> 문서 발췌
####################
[붙임 11 – 홈페이지 운영 및 진료정보관리를 외부 업체에 위탁할 경우 준수사항]
다. 진료정보관리를 전문업체에 위탁할 때 고려사항
○ 위탁업체 선정시 검토할 사항
- 수탁자의 인력 및 물적 시설, 재정 부담능력, 기술 보유정도, 책임능력 등을 종합적으로 고려하여 수탁자를 선정해야 함(표준개인정보보호지침 제19조제1항)
- 보안시스템 설치현황(방화벽, 백신 등), 비밀번호와 주민등록번호에 대한 암호화 (저장시, 심사평가원 전송시), 사용자 접근제어 등이 가능한지 사전에 확인
○ 위탁계약 체결 시 고려할 사항
- 개인정보 처리업무 위탁은 반드시 문서로 하여야 함(개인정보보호법 제26조제1항)
|
|
<위탁계약 문서에 포함되는 내용> |
|
|
|
|
|
|
1. 위탁업무 수행목적 외 개인정보 처리 금지에 관한 사항 2. 개인정보의 기술적, 관리적 보호조치에 관한 사항(개인정보의 접근제한 등 안전성 확보에 필요한 조치사항 포함) 3. 위탁업무의 목적 및 범위 4. 재위탁 제한에 관한 사항 5. 개인정보 관리현황 점검 등 감독에 관한 사항 6. 수탁자가 의무를 위반한 경우 손해배상 등 책임에 관한 사항 |
||
- 서비스수준협약(SLA)을 통해 개인정보보호 안전성확보조치 고시에 포함된 접근권한관리, 비밀번호관리, 접근통제시스템, 암호화, 접속기록보관, 물리적 접근방지 등이 보장될 수 있도록 계약을 체결
○ 위탁계약 체결 후 운영시 조치할 사항
- 위탁하는 업무의 내용과 수탁자를 공개 (인터넷 홈페이지 등)
- 개인정보가 분실, 도난, 유출, 변조, 훼손되지 않도록 수탁자 교육 및 관리감독
라. 회원정보를 수집하는 홈페이지 위탁 운영시 고려사항
○ 서비스에 대한 보안시스템 구축 여부 점검
- 방화벽, 백신 등 필수 보안시스템이 설치되었는지 점검
- 회원정보 수집시 전송구간에서 암호화가 적용되는지 확인
○ 서비스 위탁자의 관리적 보호조치 점검
- 개인정보 처리를 위한 담당자 지정 및 권한관리 현황 확인
- 개인정보에 대한 열람 및 백업 시 작업기록 보관 및 보호조치 점검
○ 위탁내용을 개인정보처리방침에 담아 운영하는 홈페이지에 게시
####################
> 제공 데이터
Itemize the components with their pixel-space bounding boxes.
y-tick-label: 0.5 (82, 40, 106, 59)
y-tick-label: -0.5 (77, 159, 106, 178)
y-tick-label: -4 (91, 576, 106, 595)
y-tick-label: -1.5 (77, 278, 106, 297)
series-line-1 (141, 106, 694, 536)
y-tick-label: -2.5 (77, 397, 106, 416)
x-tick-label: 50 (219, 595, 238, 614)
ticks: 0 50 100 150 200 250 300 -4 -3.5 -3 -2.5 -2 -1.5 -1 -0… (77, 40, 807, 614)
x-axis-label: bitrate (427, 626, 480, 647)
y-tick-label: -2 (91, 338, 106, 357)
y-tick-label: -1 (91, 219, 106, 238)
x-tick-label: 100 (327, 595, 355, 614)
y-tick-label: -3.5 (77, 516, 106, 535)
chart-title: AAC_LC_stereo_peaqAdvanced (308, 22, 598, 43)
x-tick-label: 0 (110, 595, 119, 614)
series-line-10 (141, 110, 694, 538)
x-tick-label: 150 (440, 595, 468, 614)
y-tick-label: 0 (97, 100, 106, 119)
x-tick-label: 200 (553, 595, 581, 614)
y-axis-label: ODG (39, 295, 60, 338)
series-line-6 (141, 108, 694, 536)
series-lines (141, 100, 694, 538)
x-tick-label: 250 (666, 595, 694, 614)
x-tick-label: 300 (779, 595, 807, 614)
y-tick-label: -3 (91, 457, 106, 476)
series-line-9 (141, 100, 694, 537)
####################
> 요구 사항
문서 발췌에 따르면 개인정보 처리업무를 위탁할 때는 어떤 방식으로 해야 하나요? 문서 발췌 내용만 근거로 답하세요.

> 풀이 결과
반드시 문서로 해야 합니다(개인정보보호법 제26조제1항).